** START OF Material for this task **

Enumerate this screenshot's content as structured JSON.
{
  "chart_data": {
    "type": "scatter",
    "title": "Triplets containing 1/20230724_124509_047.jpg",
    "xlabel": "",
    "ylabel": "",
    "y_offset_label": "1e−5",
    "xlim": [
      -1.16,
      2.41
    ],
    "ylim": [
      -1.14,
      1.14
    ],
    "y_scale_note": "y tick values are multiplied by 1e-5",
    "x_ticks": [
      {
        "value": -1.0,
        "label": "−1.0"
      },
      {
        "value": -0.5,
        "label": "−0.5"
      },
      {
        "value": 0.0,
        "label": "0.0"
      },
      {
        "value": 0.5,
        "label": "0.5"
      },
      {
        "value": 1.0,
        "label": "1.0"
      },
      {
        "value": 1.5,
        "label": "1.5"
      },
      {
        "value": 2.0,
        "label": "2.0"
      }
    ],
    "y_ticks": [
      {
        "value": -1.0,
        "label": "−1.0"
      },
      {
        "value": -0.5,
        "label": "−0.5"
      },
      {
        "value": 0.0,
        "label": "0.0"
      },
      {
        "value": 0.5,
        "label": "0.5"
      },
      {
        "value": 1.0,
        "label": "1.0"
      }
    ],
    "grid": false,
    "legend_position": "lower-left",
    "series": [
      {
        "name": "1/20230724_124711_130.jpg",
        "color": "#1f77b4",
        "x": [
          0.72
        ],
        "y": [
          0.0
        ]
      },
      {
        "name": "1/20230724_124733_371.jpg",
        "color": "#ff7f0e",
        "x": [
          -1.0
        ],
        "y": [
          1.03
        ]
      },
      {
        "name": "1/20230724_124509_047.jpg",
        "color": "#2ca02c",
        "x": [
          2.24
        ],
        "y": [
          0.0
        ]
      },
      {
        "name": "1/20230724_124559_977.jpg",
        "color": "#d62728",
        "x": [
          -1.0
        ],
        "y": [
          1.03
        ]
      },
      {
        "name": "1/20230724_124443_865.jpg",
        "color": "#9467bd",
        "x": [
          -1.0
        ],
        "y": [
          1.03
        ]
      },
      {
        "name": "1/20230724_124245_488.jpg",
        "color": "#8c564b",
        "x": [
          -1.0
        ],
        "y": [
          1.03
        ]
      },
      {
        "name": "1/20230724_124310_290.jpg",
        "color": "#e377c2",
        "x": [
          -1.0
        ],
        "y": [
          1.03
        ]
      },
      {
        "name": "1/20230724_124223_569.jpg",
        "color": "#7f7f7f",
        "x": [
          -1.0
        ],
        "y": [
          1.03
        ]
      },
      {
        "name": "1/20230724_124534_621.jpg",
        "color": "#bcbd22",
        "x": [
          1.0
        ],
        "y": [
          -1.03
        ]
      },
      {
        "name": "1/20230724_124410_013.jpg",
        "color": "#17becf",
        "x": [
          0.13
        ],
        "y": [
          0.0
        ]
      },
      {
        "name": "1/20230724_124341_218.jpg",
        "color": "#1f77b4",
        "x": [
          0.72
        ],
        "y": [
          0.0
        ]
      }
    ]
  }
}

** END OF Material for this task **

Lines from the records above that hold "name" are the ones to list.

        "name": "1/20230724_124711_130.jpg",
        "name": "1/20230724_124733_371.jpg",
        "name": "1/20230724_124509_047.jpg",
        "name": "1/20230724_124559_977.jpg",
        "name": "1/20230724_124443_865.jpg",
        "name": "1/20230724_124245_488.jpg",
        "name": "1/20230724_124310_290.jpg",
        "name": "1/20230724_124223_569.jpg",
        "name": "1/20230724_124534_621.jpg",
        "name": "1/20230724_124410_013.jpg",
        "name": "1/20230724_124341_218.jpg",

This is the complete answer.